Dataset excerpts:
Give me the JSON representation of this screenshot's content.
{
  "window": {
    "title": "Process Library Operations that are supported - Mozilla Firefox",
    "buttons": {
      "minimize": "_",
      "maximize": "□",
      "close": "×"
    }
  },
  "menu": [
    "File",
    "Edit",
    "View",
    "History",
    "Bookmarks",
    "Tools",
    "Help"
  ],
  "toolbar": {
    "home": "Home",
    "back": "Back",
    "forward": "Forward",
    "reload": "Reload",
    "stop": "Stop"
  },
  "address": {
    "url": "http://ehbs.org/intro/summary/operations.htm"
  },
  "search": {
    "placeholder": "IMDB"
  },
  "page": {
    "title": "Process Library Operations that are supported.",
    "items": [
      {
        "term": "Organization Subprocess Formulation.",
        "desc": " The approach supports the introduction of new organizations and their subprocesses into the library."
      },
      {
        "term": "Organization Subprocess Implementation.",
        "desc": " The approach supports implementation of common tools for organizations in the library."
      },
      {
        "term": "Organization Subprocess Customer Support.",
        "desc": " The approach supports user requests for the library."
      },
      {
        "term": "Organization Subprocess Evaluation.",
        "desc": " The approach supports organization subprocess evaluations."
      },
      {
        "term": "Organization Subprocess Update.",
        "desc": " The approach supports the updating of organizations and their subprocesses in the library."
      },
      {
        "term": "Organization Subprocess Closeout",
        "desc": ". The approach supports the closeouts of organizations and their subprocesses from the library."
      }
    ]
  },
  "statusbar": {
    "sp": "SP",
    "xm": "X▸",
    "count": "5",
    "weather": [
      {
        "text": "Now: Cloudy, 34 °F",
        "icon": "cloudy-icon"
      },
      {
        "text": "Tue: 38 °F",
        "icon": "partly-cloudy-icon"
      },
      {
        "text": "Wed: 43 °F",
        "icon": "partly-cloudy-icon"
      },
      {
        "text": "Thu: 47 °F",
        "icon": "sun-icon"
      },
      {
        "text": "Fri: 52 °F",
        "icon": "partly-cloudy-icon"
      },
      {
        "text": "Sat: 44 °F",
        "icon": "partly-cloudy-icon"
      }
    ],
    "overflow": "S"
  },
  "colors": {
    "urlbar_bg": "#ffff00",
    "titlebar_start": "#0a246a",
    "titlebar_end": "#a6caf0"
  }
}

• [Task brief]: From the listing above, reproduce all the lines exactly.

• [Exercise result]:
Give me the JSON representation of this screenshot's content.
{
  "window": {
    "title": "Process Library Operations that are supported - Mozilla Firefox",
    "buttons": {
      "minimize": "_",
      "maximize": "□",
      "close": "×"
    }
  },
  "menu": [
    "File",
    "Edit",
    "View",
    "History",
    "Bookmarks",
    "Tools",
    "Help"
  ],
  "toolbar": {
    "home": "Home",
    "back": "Back",
    "forward": "Forward",
    "reload": "Reload",
    "stop": "Stop"
  },
  "address": {
    "url": "http://ehbs.org/intro/summary/operations.htm"
  },
  "search": {
    "placeholder": "IMDB"
  },
  "page": {
    "title": "Process Library Operations that are supported.",
    "items": [
      {
        "term": "Organization Subprocess Formulation.",
        "desc": " The approach supports the introduction of new organizations and their subprocesses into the library."
      },
      {
        "term": "Organization Subprocess Implementation.",
        "desc": " The approach supports implementation of common tools for organizations in the library."
      },
      {
        "term": "Organization Subprocess Customer Support.",
        "desc": " The approach supports user requests for the library."
      },
      {
        "term": "Organization Subprocess Evaluation.",
        "desc": " The approach supports organization subprocess evaluations."
      },
      {
        "term": "Organization Subprocess Update.",
        "desc": " The approach supports the updating of organizations and their subprocesses in the library."
      },
      {
        "term": "Organization Subprocess Closeout",
        "desc": ". The approach supports the closeouts of organizations and their subprocesses from the library."
      }
    ]
  },
  "statusbar": {
    "sp": "SP",
    "xm": "X▸",
    "count": "5",
    "weather": [
      {
        "text": "Now: Cloudy, 34 °F",
        "icon": "cloudy-icon"
      },
      {
        "text": "Tue: 38 °F",
        "icon": "partly-cloudy-icon"
      },
      {
        "text": "Wed: 43 °F",
        "icon": "partly-cloudy-icon"
      },
      {
        "text": "Thu: 47 °F",
        "icon": "sun-icon"
      },
      {
        "text": "Fri: 52 °F",
        "icon": "partly-cloudy-icon"
      },
      {
        "text": "Sat: 44 °F",
        "icon": "partly-cloudy-icon"
      }
    ],
    "overflow": "S"
  },
  "colors": {
    "urlbar_bg": "#ffff00",
    "titlebar_start": "#0a246a",
    "titlebar_end": "#a6caf0"
  }
}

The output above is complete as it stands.